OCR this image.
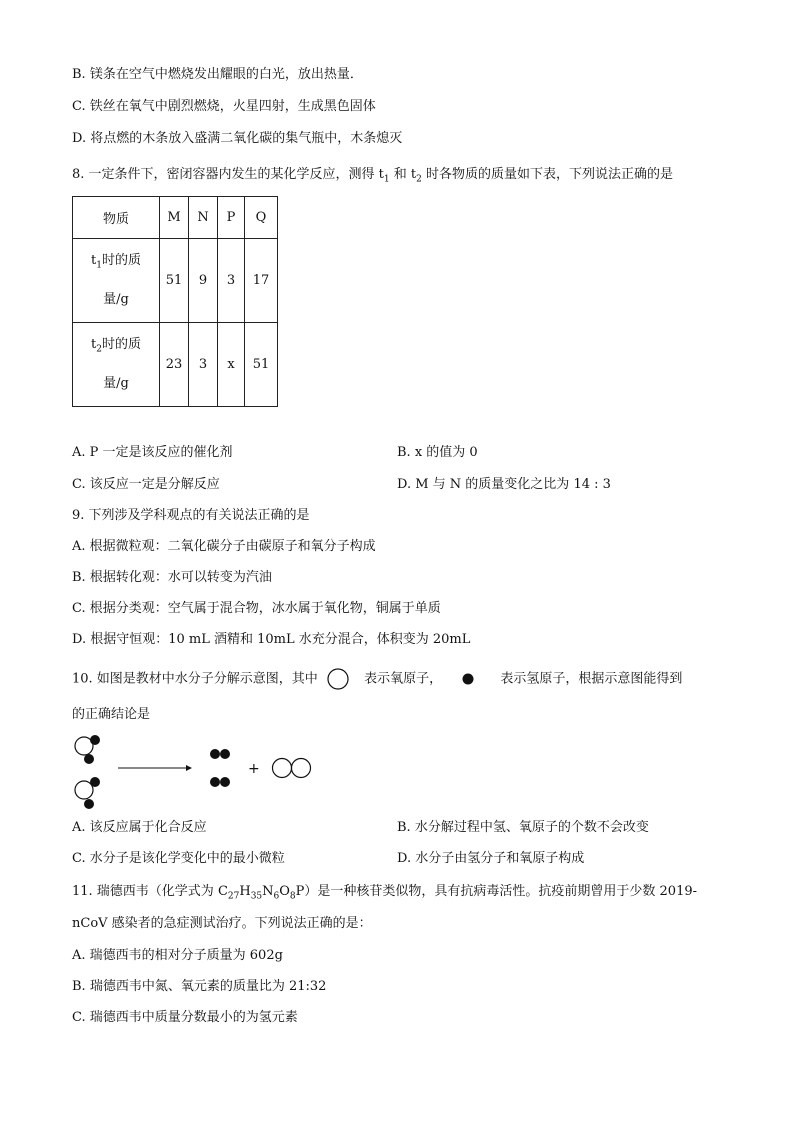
B. 镁条在空气中燃烧发出耀眼的白光，放出热量．
C. 铁丝在氧气中剧烈燃烧，火星四射，生成黑色固体
D. 将点燃的木条放入盛满二氧化碳的集气瓶中，木条熄灭
8. 一定条件下，密闭容器内发生的某化学反应，测得 $t_1$ 和 $t_2$ 时各物质的质量如下表，下列说法正确的是
物质	M	N	P	Q
$t_1$时的质
量/g	51	9	3	17
$t_2$时的质
量/g	23	3	x	51
A. P 一定是该反应的催化剂	B. x 的值为 0
C. 该反应一定是分解反应	D. M 与 N 的质量变化之比为 14 : 3
9. 下列涉及学科观点的有关说法正确的是
A. 根据微粒观：二氧化碳分子由碳原子和氧分子构成
B. 根据转化观：水可以转变为汽油
C. 根据分类观：空气属于混合物，冰水属于氧化物，铜属于单质
D. 根据守恒观：10 mL 酒精和 10mL 水充分混合，体积变为 20mL
10. 如图是教材中水分子分解示意图，其中	表示氧原子，	表示氢原子，根据示意图能得到
的正确结论是
+
A. 该反应属于化合反应	B. 水分解过程中氢、氧原子的个数不会改变
C. 水分子是该化学变化中的最小微粒	D. 水分子由氢分子和氧原子构成
11. 瑞德西韦（化学式为 $C_{27}H_{35}N_6O_8P$）是一种核苷类似物，具有抗病毒活性。抗疫前期曾用于少数 2019-
nCoV 感染者的急症测试治疗。下列说法正确的是：
A. 瑞德西韦的相对分子质量为 602g
B. 瑞德西韦中氮、氧元素的质量比为 21:32
C. 瑞德西韦中质量分数最小的为氢元素
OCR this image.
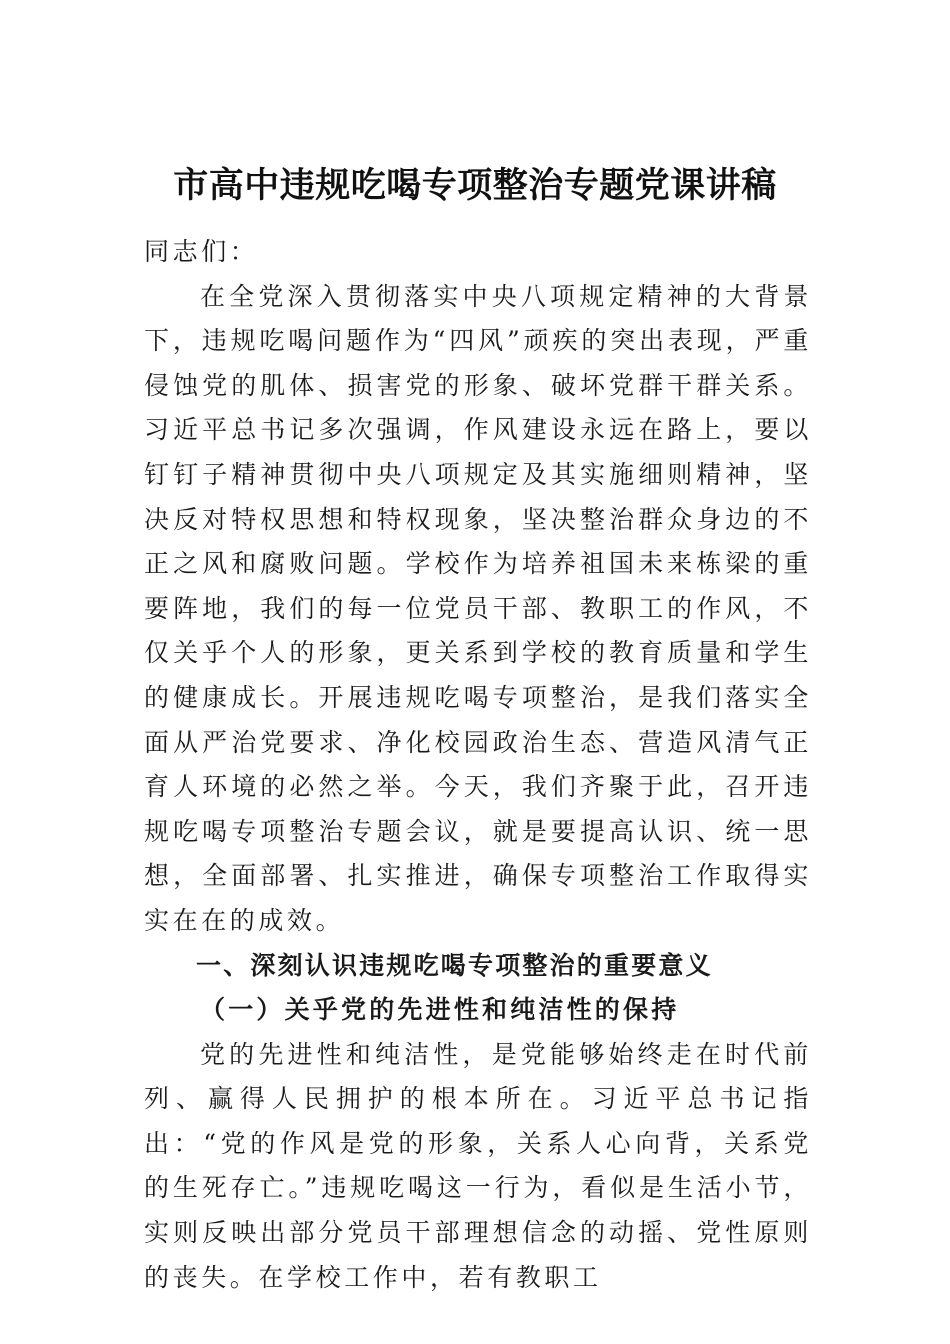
市高中违规吃喝专项整治专题党课讲稿

同志们：

在全党深入贯彻落实中央八项规定精神的大背景下，违规吃喝问题作为“四风”顽疾的突出表现，严重侵蚀党的肌体、损害党的形象、破坏党群干群关系。习近平总书记多次强调，作风建设永远在路上，要以钉钉子精神贯彻中央八项规定及其实施细则精神，坚决反对特权思想和特权现象，坚决整治群众身边的不正之风和腐败问题。学校作为培养祖国未来栋梁的重要阵地，我们的每一位党员干部、教职工的作风，不仅关乎个人的形象，更关系到学校的教育质量和学生的健康成长。开展违规吃喝专项整治，是我们落实全面从严治党要求、净化校园政治生态、营造风清气正育人环境的必然之举。今天，我们齐聚于此，召开违规吃喝专项整治专题会议，就是要提高认识、统一思想，全面部署、扎实推进，确保专项整治工作取得实实在在的成效。

一、深刻认识违规吃喝专项整治的重要意义

（一）关乎党的先进性和纯洁性的保持

党的先进性和纯洁性，是党能够始终走在时代前列、赢得人民拥护的根本所在。习近平总书记指出：“党的作风是党的形象，关系人心向背，关系党的生死存亡。”违规吃喝这一行为，看似是生活小节，实则反映出部分党员干部理想信念的动摇、党性原则的丧失。在学校工作中，若有教职工
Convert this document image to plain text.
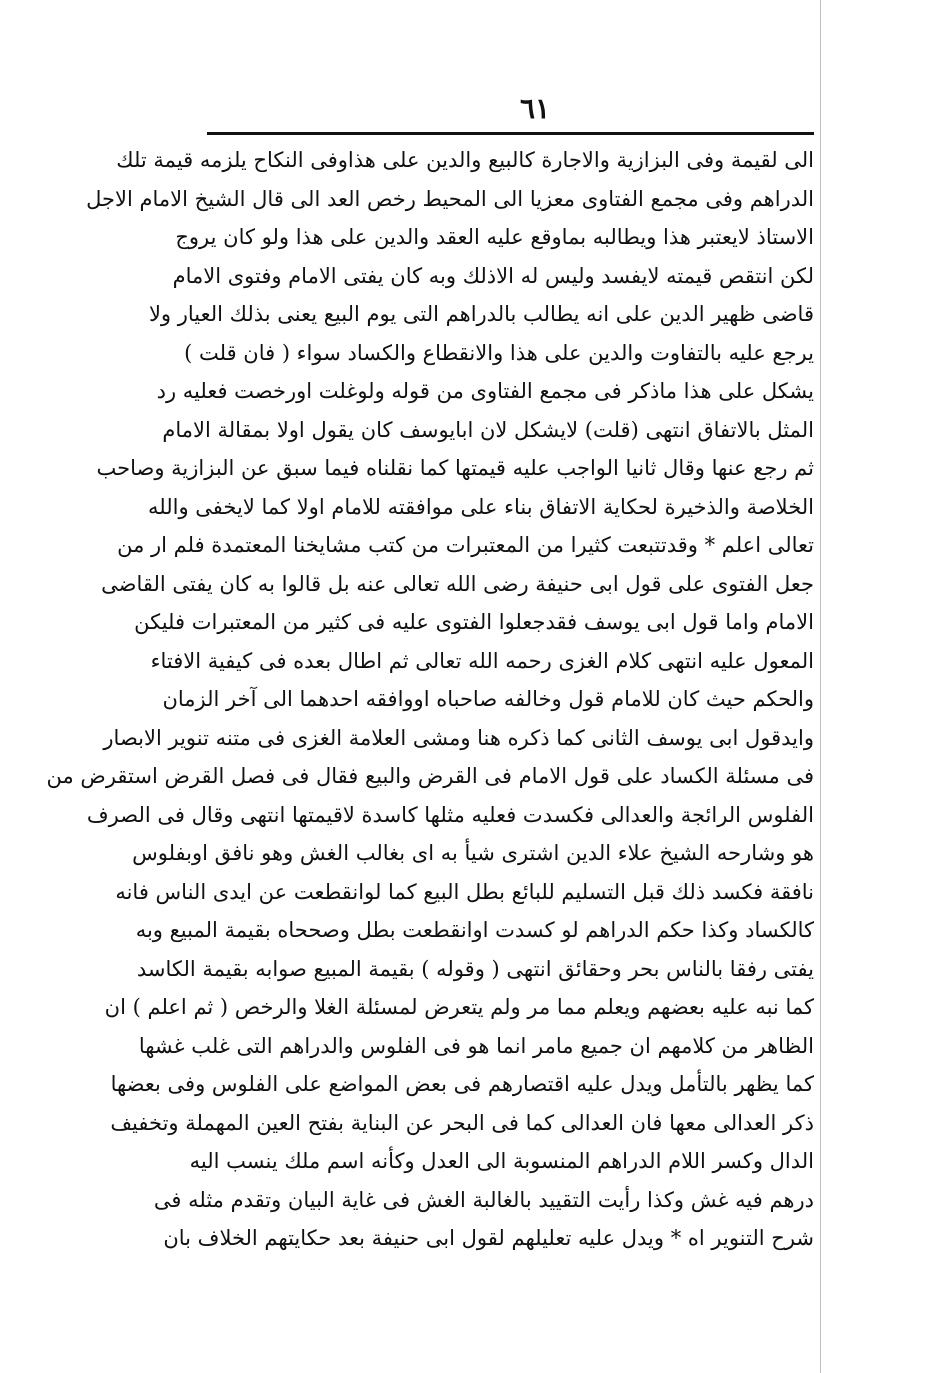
٦١
الى لقيمة وفى البزازية والاجارة كالبيع والدين على هذاوفى النكاح يلزمه قيمة تلك
الدراهم وفى مجمع الفتاوى معزيا الى المحيط رخص العد الى قال الشيخ الامام الاجل
الاستاذ لايعتبر هذا ويطالبه بماوقع عليه العقد والدين على هذا ولو كان يروج
لكن انتقص قيمته لايفسد وليس له الاذلك وبه كان يفتى الامام وفتوى الامام
قاضى ظهير الدين على انه يطالب بالدراهم التى يوم البيع يعنى بذلك العيار ولا
يرجع عليه بالتفاوت والدين على هذا والانقطاع والكساد سواء ( فان قلت )
يشكل على هذا ماذكر فى مجمع الفتاوى من قوله ولوغلت اورخصت فعليه رد
المثل بالاتفاق انتهى (قلت) لايشكل لان ابايوسف كان يقول اولا بمقالة الامام
ثم رجع عنها وقال ثانيا الواجب عليه قيمتها كما نقلناه فيما سبق عن البزازية وصاحب
الخلاصة والذخيرة لحكاية الاتفاق بناء على موافقته للامام اولا كما لايخفى والله
تعالى اعلم * وقدتتبعت كثيرا من المعتبرات من كتب مشايخنا المعتمدة فلم ار من
جعل الفتوى على قول ابى حنيفة رضى الله تعالى عنه بل قالوا به كان يفتى القاضى
الامام واما قول ابى يوسف فقدجعلوا الفتوى عليه فى كثير من المعتبرات فليكن
المعول عليه انتهى كلام الغزى رحمه الله تعالى ثم اطال بعده فى كيفية الافتاء
والحكم حيث كان للامام قول وخالفه صاحباه اووافقه احدهما الى آخر الزمان
وايدقول ابى يوسف الثانى كما ذكره هنا ومشى العلامة الغزى فى متنه تنوير الابصار
فى مسئلة الكساد على قول الامام فى القرض والبيع فقال فى فصل القرض استقرض من
الفلوس الرائجة والعدالى فكسدت فعليه مثلها كاسدة لاقيمتها انتهى وقال فى الصرف
هو وشارحه الشيخ علاء الدين اشترى شيأ به اى بغالب الغش وهو نافق اوبفلوس
نافقة فكسد ذلك قبل التسليم للبائع بطل البيع كما لوانقطعت عن ايدى الناس فانه
كالكساد وكذا حكم الدراهم لو كسدت اوانقطعت بطل وصححاه بقيمة المبيع وبه
يفتى رفقا بالناس بحر وحقائق انتهى ( وقوله ) بقيمة المبيع صوابه بقيمة الكاسد
كما نبه عليه بعضهم ويعلم مما مر ولم يتعرض لمسئلة الغلا والرخص ( ثم اعلم ) ان
الظاهر من كلامهم ان جميع مامر انما هو فى الفلوس والدراهم التى غلب غشها
كما يظهر بالتأمل ويدل عليه اقتصارهم فى بعض المواضع على الفلوس وفى بعضها
ذكر العدالى معها فان العدالى كما فى البحر عن البناية بفتح العين المهملة وتخفيف
الدال وكسر اللام الدراهم المنسوبة الى العدل وكأنه اسم ملك ينسب اليه
درهم فيه غش وكذا رأيت التقييد بالغالبة الغش فى غاية البيان وتقدم مثله فى
شرح التنوير اه * ويدل عليه تعليلهم لقول ابى حنيفة بعد حكايتهم الخلاف بان
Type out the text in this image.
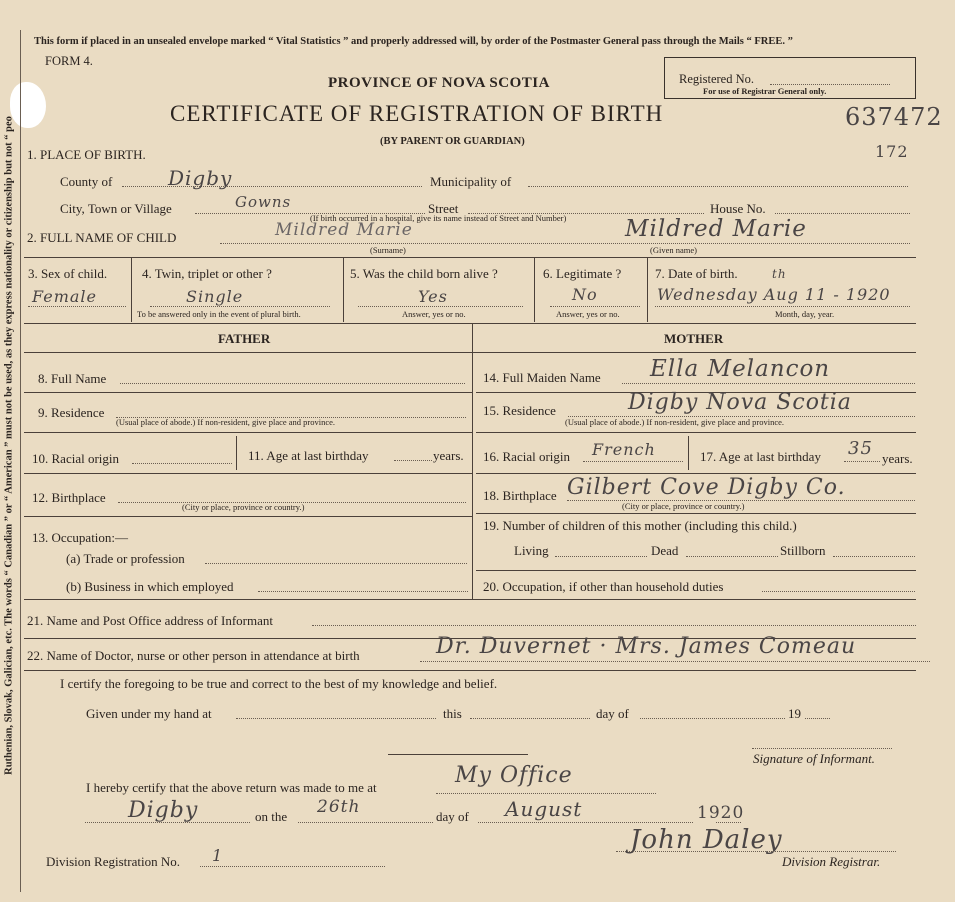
Ruthenian, Slovak, Galician, etc. The words “ Canadian ” or “ American ” must not be used, as they express nationality or citizenship but not “ peo
This form if placed in an unsealed envelope marked “ Vital Statistics ” and properly addressed will, by order of the Postmaster General pass through the Mails “ FREE. ”
FORM 4.
PROVINCE OF NOVA SCOTIA
CERTIFICATE OF REGISTRATION OF BIRTH
(BY PARENT OR GUARDIAN)
Registered No.
For use of Registrar General only.
637472
172
1. PLACE OF BIRTH.
County of	Digby	Municipality of
City, Town or Village	Gowns	Street	House No.
(If birth occurred in a hospital, give its name instead of Street and Number)
2. FULL NAME OF CHILD	Mildred Marie
(Surname)
Mildred Marie
(Given name)
3. Sex of child.
Female
4. Twin, triplet or other ?
Single
To be answered only in the event of plural birth.
5. Was the child born alive ?
Yes
Answer, yes or no.
6. Legitimate ?
No
Answer, yes or no.
7. Date of birth.
Wednesday Aug 11 - 1920
th
Month, day, year.
FATHER	MOTHER
8. Full Name
9. Residence
(Usual place of abode.) If non-resident, give place and province.
10. Racial origin	11. Age at last birthday	years.
12. Birthplace
(City or place, province or country.)
13. Occupation:—
(a) Trade or profession
(b) Business in which employed
14. Full Maiden Name Ella Melancon
15. Residence	Digby Nova Scotia
(Usual place of abode.) If non-resident, give place and province.
16. Racial origin French	17. Age at last birthday 35 years.
18. Birthplace Gilbert Cove Digby Co.
(City or place, province or country.)
19. Number of children of this mother (including this child.)
Living	Dead	Stillborn
20. Occupation, if other than household duties
21. Name and Post Office address of Informant
22. Name of Doctor, nurse or other person in attendance at birth	Dr. Duvernet · Mrs. James Comeau
I certify the foregoing to be true and correct to the best of my knowledge and belief.
Given under my hand at	this	day of	19
Signature of Informant.
I hereby certify that the above return was made to me at	My Office
Digby	on the 26th	day of August	1920
Division Registration No. 1
John Daley
Division Registrar.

==============================

_EXERCISE INSTRUCTIONS_
Gather each line of the listing that holds the string "last".

_WRITTEN ANSWER_
10. Racial origin	11. Age at last birthday	years.
16. Racial origin French	17. Age at last birthday 35 years.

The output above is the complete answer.